__Problem requirements__:
Transcribe the data in full and exactly, omitting any pictures.

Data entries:
▬▬▬▬▬▬

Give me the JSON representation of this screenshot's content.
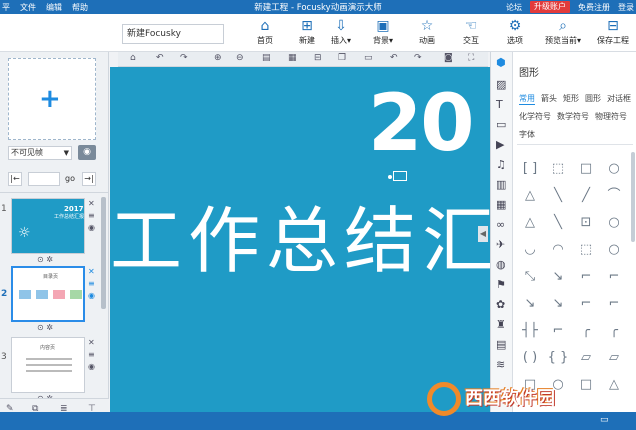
{
  "titlebar": {
    "app_icon": "平",
    "menu": [
      "文件",
      "编辑",
      "帮助"
    ],
    "title": "新建工程 - Focusky动画演示大师",
    "forum": "论坛",
    "upgrade": "升级账户",
    "register": "免费注册",
    "login": "登录",
    "bg_color": "#1e6fb8",
    "upgrade_color": "#e23b3b"
  },
  "toolbar": {
    "project_name": "新建Focusky",
    "buttons": [
      {
        "label": "首页",
        "icon": "home-icon",
        "glyph": "⌂"
      },
      {
        "label": "新建",
        "icon": "new-icon",
        "glyph": "⊞"
      },
      {
        "label": "插入",
        "icon": "insert-icon",
        "glyph": "⇩",
        "dropdown": "▾"
      },
      {
        "label": "背景",
        "icon": "background-icon",
        "glyph": "▣",
        "dropdown": "▾"
      },
      {
        "label": "动画",
        "icon": "animation-icon",
        "glyph": "☆"
      },
      {
        "label": "交互",
        "icon": "interaction-icon",
        "glyph": "☜"
      },
      {
        "label": "选项",
        "icon": "options-icon",
        "glyph": "⚙"
      },
      {
        "label": "预览当前",
        "icon": "preview-icon",
        "glyph": "⌕",
        "dropdown": "▾"
      },
      {
        "label": "保存工程",
        "icon": "save-icon",
        "glyph": "⊟"
      }
    ]
  },
  "left_panel": {
    "add_frame_glyph": "+",
    "frame_mode": "不可见帧",
    "goto_label": "go",
    "thumbnails": [
      {
        "num": "1",
        "title": "2017",
        "subtitle": "工作总结汇报"
      },
      {
        "num": "2",
        "title": "目录页"
      },
      {
        "num": "3",
        "title": "内容页"
      },
      {
        "num": "4",
        "title": ""
      }
    ]
  },
  "canvas": {
    "year_text": "20",
    "title_text": "工作总结汇",
    "bg_color": "#1f9bc6"
  },
  "shapes_panel": {
    "header": "图形",
    "categories_row1": [
      "常用",
      "箭头",
      "矩形",
      "圆形",
      "对话框"
    ],
    "categories_row2": [
      "化学符号",
      "数学符号",
      "物理符号"
    ],
    "categories_row3": [
      "字体"
    ],
    "active_category": "常用",
    "shapes": [
      "[ ]",
      "⬚",
      "□",
      "○",
      "△",
      "╲",
      "╱",
      "⌒",
      "△",
      "╲",
      "⊡",
      "○",
      "◡",
      "◠",
      "⬚",
      "○",
      "⤡",
      "↘",
      "⌐",
      "⌐",
      "↘",
      "↘",
      "⌐",
      "⌐",
      "┤├",
      "⌐",
      "╭",
      "╭",
      "( )",
      "{ }",
      "▱",
      "▱",
      "□",
      "○",
      "□",
      "△"
    ]
  },
  "watermark": {
    "main": "西西软件园",
    "sub": "CR173.COM"
  }
}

▬▬▬▬▬▬

__In response__:
Give me the JSON representation of this screenshot's content.
{
  "titlebar": {
    "app_icon": "平",
    "menu": [
      "文件",
      "编辑",
      "帮助"
    ],
    "title": "新建工程 - Focusky动画演示大师",
    "forum": "论坛",
    "upgrade": "升级账户",
    "register": "免费注册",
    "login": "登录",
    "bg_color": "#1e6fb8",
    "upgrade_color": "#e23b3b"
  },
  "toolbar": {
    "project_name": "新建Focusky",
    "buttons": [
      {
        "label": "首页",
        "icon": "home-icon",
        "glyph": "⌂"
      },
      {
        "label": "新建",
        "icon": "new-icon",
        "glyph": "⊞"
      },
      {
        "label": "插入",
        "icon": "insert-icon",
        "glyph": "⇩",
        "dropdown": "▾"
      },
      {
        "label": "背景",
        "icon": "background-icon",
        "glyph": "▣",
        "dropdown": "▾"
      },
      {
        "label": "动画",
        "icon": "animation-icon",
        "glyph": "☆"
      },
      {
        "label": "交互",
        "icon": "interaction-icon",
        "glyph": "☜"
      },
      {
        "label": "选项",
        "icon": "options-icon",
        "glyph": "⚙"
      },
      {
        "label": "预览当前",
        "icon": "preview-icon",
        "glyph": "⌕",
        "dropdown": "▾"
      },
      {
        "label": "保存工程",
        "icon": "save-icon",
        "glyph": "⊟"
      }
    ]
  },
  "left_panel": {
    "add_frame_glyph": "+",
    "frame_mode": "不可见帧",
    "goto_label": "go",
    "thumbnails": [
      {
        "num": "1",
        "title": "2017",
        "subtitle": "工作总结汇报"
      },
      {
        "num": "2",
        "title": "目录页"
      },
      {
        "num": "3",
        "title": "内容页"
      },
      {
        "num": "4",
        "title": ""
      }
    ]
  },
  "canvas": {
    "year_text": "20",
    "title_text": "工作总结汇",
    "bg_color": "#1f9bc6"
  },
  "shapes_panel": {
    "header": "图形",
    "categories_row1": [
      "常用",
      "箭头",
      "矩形",
      "圆形",
      "对话框"
    ],
    "categories_row2": [
      "化学符号",
      "数学符号",
      "物理符号"
    ],
    "categories_row3": [
      "字体"
    ],
    "active_category": "常用",
    "shapes": [
      "[ ]",
      "⬚",
      "□",
      "○",
      "△",
      "╲",
      "╱",
      "⌒",
      "△",
      "╲",
      "⊡",
      "○",
      "◡",
      "◠",
      "⬚",
      "○",
      "⤡",
      "↘",
      "⌐",
      "⌐",
      "↘",
      "↘",
      "⌐",
      "⌐",
      "┤├",
      "⌐",
      "╭",
      "╭",
      "( )",
      "{ }",
      "▱",
      "▱",
      "□",
      "○",
      "□",
      "△"
    ]
  },
  "watermark": {
    "main": "西西软件园",
    "sub": "CR173.COM"
  }
}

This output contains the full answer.